* START DATASET ROWS *

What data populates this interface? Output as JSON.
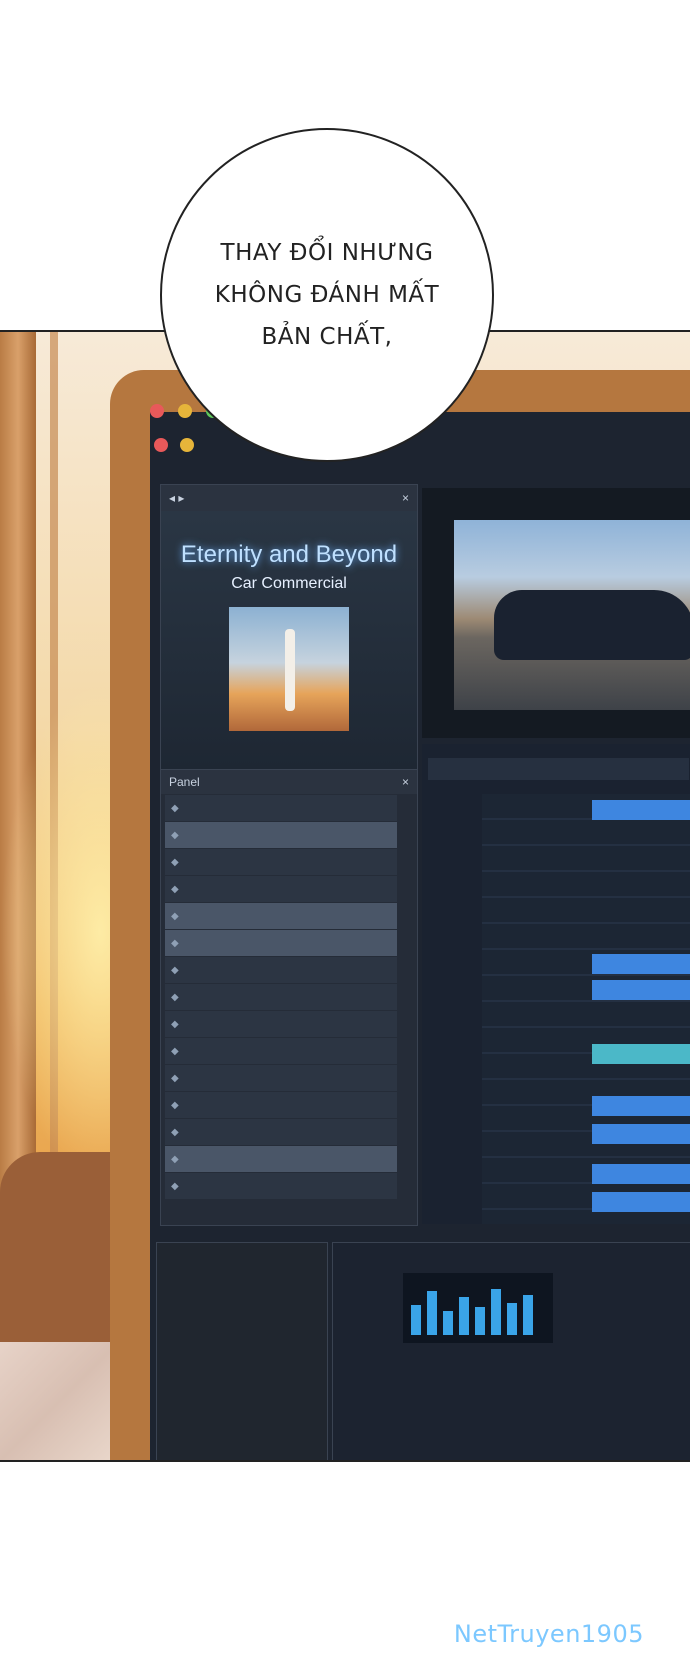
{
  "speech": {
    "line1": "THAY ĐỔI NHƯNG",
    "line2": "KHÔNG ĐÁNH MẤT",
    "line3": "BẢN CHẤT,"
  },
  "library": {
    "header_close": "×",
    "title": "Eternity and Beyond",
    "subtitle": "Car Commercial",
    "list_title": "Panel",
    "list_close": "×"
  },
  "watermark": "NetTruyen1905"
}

* END DATASET ROWS *

* **DIRECTIVE**: Keep the pictures out of the copy and return the rest of the data above exactly.

* **RESPONSE FOR THIS EXERCISE**:
What data populates this interface? Output as JSON.
{
  "speech": {
    "line1": "THAY ĐỔI NHƯNG",
    "line2": "KHÔNG ĐÁNH MẤT",
    "line3": "BẢN CHẤT,"
  },
  "library": {
    "header_close": "×",
    "title": "Eternity and Beyond",
    "subtitle": "Car Commercial",
    "list_title": "Panel",
    "list_close": "×"
  },
  "watermark": "NetTruyen1905"
}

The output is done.